◆ **RECORDED DATA**:
_ _ _ _
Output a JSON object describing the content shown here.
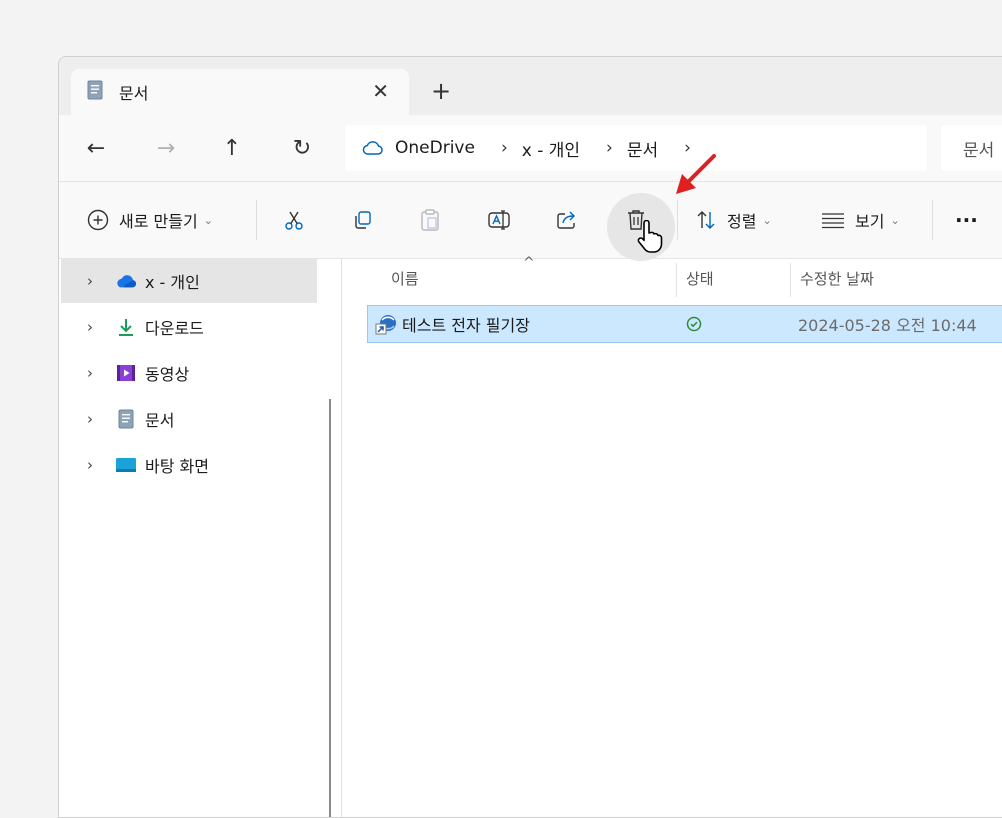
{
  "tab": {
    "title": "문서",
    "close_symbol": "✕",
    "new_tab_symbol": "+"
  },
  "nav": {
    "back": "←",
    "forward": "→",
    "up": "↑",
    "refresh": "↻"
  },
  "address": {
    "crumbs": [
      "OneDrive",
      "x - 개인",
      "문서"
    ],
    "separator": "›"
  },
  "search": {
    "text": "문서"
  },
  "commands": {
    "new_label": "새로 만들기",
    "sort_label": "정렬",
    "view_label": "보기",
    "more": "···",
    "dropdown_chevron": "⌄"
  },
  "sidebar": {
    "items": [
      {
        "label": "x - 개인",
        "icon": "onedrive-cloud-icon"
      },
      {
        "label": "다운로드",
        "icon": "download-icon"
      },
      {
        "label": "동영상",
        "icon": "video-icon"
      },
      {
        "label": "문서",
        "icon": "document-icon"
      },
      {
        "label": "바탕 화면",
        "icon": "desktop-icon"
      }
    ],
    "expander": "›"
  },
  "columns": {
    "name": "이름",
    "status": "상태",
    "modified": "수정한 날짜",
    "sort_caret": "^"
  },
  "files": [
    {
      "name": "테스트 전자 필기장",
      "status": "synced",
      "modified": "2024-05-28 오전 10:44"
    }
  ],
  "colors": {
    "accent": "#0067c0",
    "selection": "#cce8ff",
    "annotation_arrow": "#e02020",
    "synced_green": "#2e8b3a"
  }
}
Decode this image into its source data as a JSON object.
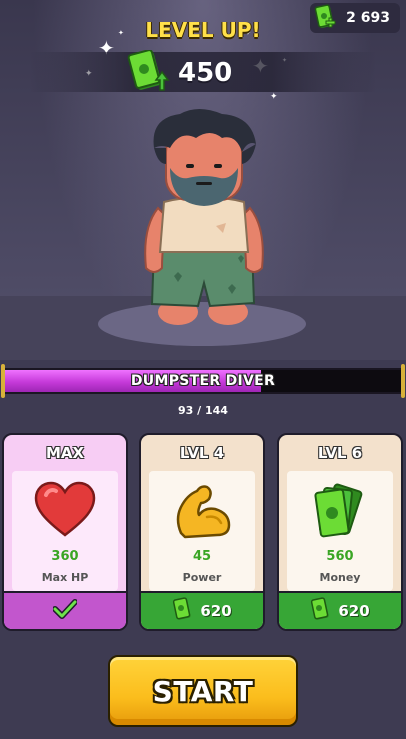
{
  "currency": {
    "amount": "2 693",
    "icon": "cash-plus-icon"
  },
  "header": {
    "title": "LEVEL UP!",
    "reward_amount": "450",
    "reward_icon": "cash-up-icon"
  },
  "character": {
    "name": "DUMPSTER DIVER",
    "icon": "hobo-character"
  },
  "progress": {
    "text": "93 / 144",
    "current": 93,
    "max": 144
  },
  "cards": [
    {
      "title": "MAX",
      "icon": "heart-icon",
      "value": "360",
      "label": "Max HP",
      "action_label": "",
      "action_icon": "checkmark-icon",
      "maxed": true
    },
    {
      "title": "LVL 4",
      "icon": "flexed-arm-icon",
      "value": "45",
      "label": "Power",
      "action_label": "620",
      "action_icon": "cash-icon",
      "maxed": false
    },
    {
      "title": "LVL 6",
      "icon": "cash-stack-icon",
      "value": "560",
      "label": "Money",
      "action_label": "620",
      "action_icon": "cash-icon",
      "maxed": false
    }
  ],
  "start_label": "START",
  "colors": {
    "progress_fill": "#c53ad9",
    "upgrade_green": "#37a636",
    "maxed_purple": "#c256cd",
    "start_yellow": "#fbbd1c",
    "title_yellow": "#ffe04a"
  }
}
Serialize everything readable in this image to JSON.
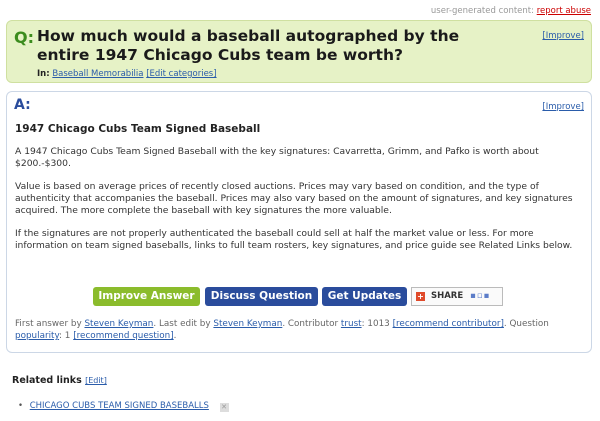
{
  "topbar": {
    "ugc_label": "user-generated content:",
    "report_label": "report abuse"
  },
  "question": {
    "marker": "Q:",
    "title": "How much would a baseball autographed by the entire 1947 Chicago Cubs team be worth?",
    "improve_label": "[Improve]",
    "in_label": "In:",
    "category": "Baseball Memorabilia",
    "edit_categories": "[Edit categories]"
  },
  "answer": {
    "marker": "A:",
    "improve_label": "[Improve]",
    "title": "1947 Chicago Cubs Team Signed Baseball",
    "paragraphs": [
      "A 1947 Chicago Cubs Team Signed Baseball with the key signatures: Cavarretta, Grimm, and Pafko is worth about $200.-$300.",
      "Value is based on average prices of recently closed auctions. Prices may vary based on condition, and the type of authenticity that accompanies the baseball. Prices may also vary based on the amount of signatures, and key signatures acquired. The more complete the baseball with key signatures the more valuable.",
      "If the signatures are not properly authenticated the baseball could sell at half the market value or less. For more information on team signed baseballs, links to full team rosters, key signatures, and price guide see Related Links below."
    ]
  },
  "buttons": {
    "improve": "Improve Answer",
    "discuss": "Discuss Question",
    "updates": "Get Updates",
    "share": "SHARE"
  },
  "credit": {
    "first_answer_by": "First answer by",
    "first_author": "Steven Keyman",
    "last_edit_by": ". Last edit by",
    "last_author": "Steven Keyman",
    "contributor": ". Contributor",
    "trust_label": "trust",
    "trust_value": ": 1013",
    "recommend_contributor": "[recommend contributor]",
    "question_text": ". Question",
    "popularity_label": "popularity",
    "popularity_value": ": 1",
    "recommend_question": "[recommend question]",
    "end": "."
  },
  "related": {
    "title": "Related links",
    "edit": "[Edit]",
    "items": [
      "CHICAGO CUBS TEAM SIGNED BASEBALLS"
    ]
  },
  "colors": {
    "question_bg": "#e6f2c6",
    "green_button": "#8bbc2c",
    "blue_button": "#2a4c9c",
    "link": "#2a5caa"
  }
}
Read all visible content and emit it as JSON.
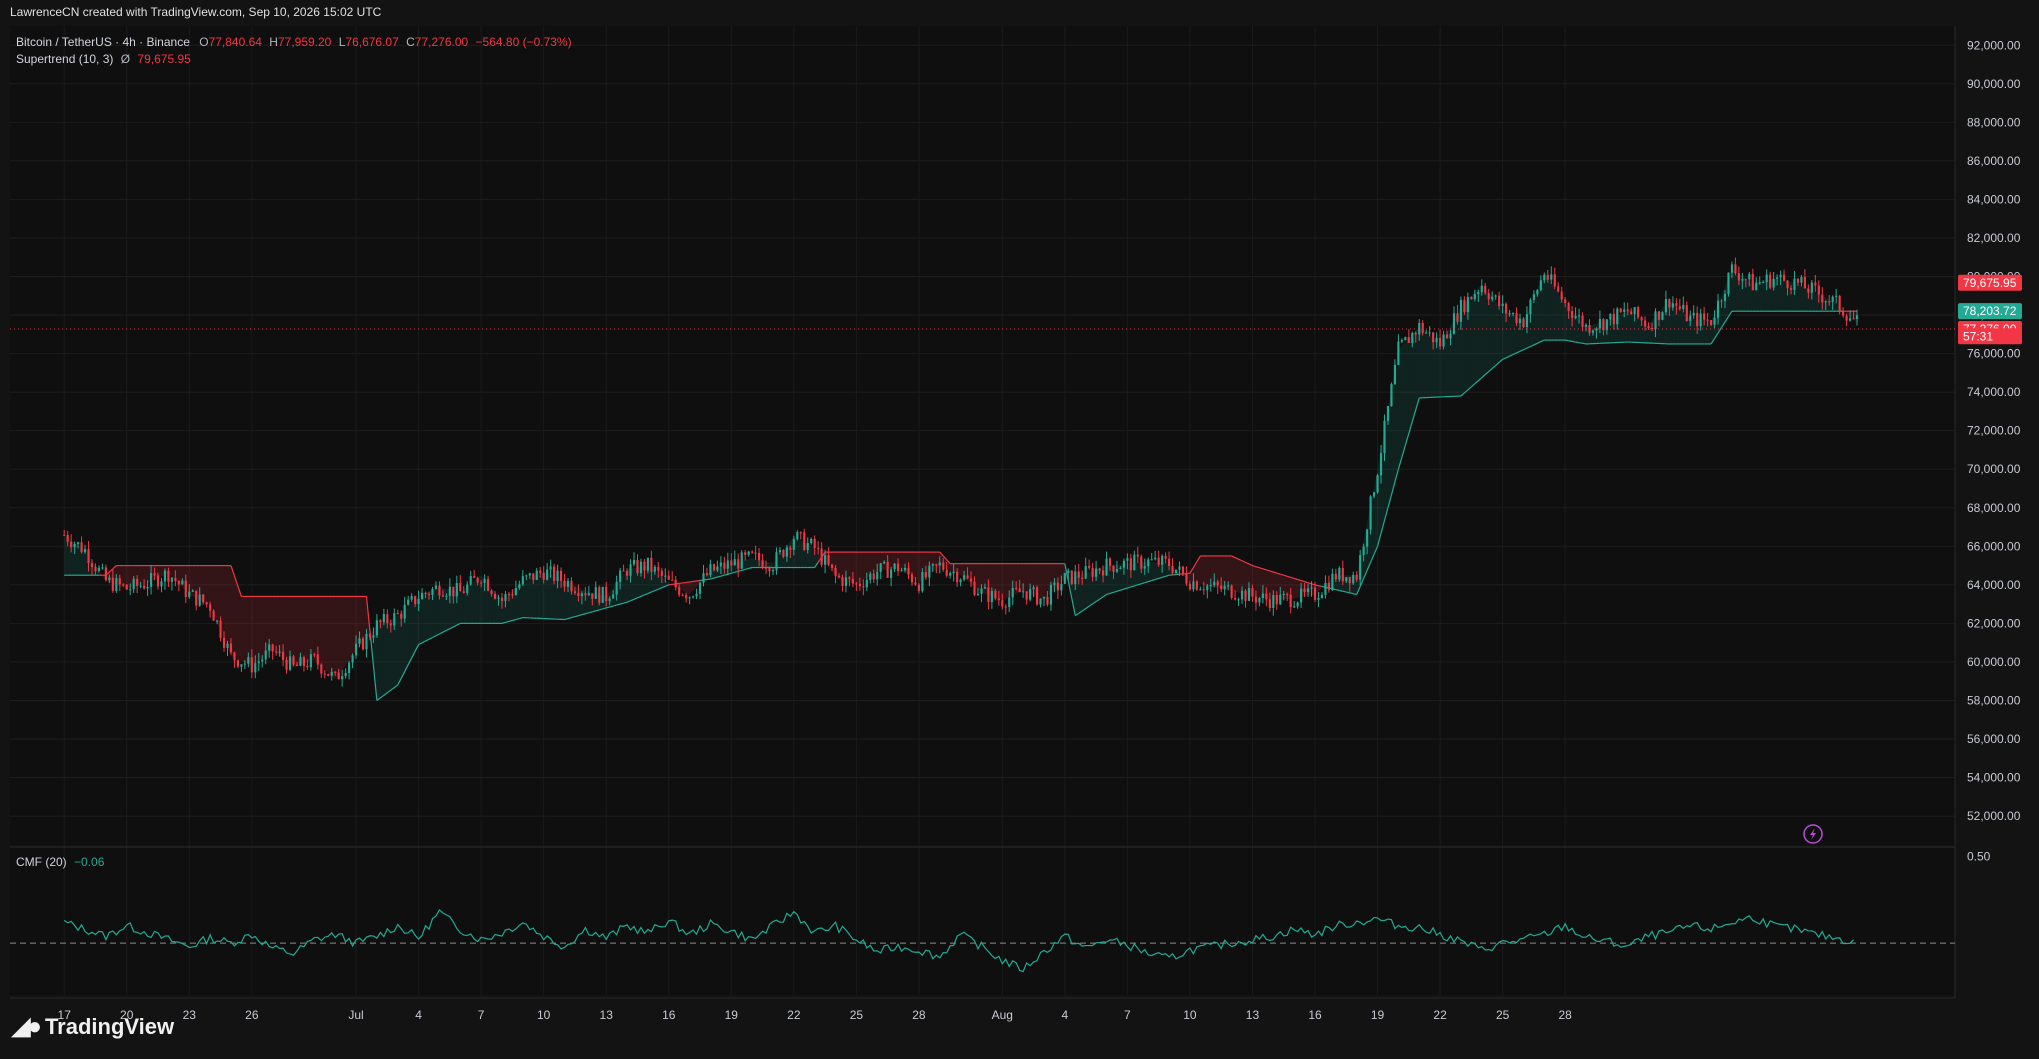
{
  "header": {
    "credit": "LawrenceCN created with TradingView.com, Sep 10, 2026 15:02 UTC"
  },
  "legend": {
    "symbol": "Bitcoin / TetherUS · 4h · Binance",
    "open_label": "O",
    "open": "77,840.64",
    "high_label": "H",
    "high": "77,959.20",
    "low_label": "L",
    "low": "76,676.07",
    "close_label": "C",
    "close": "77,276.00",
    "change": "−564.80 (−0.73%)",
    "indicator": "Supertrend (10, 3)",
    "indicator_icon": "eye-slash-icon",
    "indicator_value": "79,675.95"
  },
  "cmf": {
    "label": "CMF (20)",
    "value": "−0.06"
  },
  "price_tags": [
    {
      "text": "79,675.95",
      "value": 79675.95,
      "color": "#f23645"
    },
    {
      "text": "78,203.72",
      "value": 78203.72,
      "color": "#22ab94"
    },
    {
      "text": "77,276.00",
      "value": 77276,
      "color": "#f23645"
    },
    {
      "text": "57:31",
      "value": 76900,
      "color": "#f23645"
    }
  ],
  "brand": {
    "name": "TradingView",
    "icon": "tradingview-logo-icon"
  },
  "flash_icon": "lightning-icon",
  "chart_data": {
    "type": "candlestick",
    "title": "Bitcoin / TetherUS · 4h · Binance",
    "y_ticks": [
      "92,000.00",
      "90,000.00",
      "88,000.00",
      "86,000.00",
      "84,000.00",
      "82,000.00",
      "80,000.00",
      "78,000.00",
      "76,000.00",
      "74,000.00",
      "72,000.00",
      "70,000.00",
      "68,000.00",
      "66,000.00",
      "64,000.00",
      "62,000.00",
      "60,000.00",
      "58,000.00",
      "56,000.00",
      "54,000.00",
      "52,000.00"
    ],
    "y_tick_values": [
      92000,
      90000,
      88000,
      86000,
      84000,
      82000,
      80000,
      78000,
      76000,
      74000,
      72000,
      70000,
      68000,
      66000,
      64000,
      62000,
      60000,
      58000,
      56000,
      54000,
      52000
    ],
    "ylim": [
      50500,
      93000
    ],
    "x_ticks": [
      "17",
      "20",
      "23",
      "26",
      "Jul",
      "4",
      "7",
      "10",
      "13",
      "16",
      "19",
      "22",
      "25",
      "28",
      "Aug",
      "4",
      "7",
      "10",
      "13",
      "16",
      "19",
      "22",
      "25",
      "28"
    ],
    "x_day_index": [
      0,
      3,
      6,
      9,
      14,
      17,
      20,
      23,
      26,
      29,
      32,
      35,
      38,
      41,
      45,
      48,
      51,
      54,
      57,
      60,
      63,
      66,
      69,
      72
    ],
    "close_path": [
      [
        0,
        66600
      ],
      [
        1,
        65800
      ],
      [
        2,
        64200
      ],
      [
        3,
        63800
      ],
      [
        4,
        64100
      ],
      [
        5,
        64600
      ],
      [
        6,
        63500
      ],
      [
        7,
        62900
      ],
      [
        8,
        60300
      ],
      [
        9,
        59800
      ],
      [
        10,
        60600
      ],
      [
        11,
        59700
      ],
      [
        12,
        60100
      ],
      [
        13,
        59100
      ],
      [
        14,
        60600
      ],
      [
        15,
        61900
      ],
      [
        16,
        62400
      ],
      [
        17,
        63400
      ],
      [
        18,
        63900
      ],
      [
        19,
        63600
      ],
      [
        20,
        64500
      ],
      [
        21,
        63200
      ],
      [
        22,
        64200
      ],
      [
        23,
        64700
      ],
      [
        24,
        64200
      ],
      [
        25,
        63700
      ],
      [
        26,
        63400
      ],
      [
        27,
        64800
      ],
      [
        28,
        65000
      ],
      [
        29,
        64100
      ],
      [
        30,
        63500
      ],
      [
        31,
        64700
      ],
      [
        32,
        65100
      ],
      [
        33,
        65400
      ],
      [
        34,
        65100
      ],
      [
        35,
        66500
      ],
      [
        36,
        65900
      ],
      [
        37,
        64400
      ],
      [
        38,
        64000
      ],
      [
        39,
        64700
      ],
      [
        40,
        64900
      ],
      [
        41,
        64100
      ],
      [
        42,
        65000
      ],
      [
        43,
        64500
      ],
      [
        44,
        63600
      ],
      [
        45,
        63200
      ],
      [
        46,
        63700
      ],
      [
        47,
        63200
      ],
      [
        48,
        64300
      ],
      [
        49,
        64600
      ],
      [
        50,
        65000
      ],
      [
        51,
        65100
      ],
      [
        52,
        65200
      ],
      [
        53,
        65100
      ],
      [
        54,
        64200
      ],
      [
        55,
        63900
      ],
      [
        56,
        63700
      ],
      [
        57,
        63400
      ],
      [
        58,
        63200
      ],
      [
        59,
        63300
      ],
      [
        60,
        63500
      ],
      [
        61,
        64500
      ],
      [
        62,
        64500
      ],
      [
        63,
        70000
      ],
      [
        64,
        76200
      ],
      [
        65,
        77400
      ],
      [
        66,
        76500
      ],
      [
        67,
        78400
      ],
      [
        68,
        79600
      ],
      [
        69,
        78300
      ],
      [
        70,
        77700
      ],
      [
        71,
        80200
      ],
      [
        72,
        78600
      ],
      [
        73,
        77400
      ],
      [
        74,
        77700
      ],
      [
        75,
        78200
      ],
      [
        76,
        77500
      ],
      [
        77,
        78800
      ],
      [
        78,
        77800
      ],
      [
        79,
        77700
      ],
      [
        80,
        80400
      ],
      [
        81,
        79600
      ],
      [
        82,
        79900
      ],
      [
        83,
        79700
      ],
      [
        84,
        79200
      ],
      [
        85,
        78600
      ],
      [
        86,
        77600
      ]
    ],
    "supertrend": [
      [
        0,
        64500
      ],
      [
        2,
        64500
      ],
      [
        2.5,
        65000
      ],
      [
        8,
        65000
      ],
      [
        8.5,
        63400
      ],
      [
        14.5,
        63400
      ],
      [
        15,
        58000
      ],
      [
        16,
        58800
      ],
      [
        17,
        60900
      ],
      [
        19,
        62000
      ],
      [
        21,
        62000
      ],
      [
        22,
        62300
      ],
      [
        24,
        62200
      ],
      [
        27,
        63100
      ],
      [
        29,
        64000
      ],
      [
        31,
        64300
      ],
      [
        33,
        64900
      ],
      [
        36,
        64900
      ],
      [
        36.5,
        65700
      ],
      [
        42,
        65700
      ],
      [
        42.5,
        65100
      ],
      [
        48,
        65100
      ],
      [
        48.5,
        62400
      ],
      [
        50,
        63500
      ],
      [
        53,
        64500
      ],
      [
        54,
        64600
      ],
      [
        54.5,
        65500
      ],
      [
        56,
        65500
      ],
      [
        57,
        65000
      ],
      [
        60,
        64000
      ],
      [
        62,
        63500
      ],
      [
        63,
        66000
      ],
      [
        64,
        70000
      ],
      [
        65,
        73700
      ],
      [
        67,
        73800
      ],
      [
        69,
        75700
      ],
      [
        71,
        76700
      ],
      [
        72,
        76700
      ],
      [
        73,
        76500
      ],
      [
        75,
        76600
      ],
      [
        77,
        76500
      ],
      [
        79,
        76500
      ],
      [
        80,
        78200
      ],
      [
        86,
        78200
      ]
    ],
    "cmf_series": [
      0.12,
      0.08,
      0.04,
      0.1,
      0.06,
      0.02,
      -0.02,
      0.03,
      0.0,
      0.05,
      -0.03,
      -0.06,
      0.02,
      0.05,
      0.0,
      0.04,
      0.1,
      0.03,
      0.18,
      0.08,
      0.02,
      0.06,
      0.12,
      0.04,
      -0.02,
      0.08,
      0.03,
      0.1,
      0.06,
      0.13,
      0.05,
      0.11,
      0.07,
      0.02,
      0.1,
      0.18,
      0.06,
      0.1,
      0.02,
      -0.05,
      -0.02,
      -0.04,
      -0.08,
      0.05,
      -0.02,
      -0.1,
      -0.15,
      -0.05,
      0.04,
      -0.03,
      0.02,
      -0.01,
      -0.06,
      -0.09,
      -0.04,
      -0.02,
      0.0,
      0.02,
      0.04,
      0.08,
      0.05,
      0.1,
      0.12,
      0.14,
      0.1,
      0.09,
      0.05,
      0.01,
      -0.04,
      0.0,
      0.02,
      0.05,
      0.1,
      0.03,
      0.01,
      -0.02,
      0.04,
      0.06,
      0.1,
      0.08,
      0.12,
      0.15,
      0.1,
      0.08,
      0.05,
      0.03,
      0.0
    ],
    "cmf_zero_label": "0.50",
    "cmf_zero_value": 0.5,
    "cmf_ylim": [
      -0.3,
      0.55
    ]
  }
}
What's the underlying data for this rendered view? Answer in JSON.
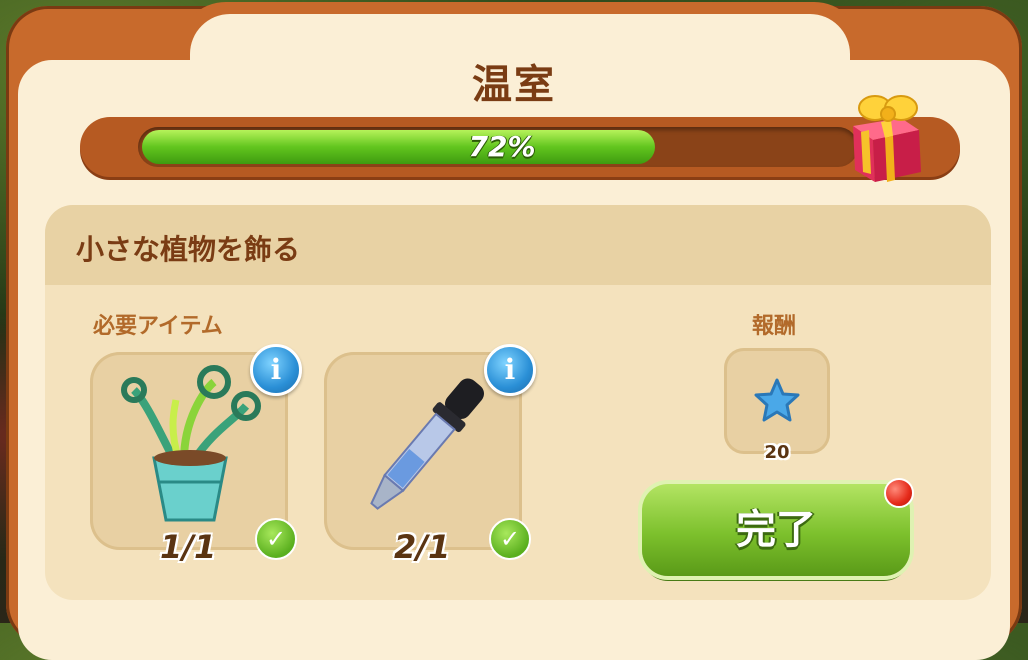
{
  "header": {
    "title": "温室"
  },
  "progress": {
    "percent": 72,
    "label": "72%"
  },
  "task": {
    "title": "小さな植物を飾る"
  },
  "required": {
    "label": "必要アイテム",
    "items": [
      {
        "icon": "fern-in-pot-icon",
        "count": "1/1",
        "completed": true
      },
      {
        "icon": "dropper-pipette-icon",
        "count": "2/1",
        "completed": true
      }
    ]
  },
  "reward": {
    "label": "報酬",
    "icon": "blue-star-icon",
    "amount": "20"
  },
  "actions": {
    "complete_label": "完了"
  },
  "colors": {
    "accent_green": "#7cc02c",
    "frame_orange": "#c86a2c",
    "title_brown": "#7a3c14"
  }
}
_ _ _ _
◆ **GOAL**: Lines containing the word "this" are to be tallied; report only the total.

◆ **TASK OUTPUT**: 3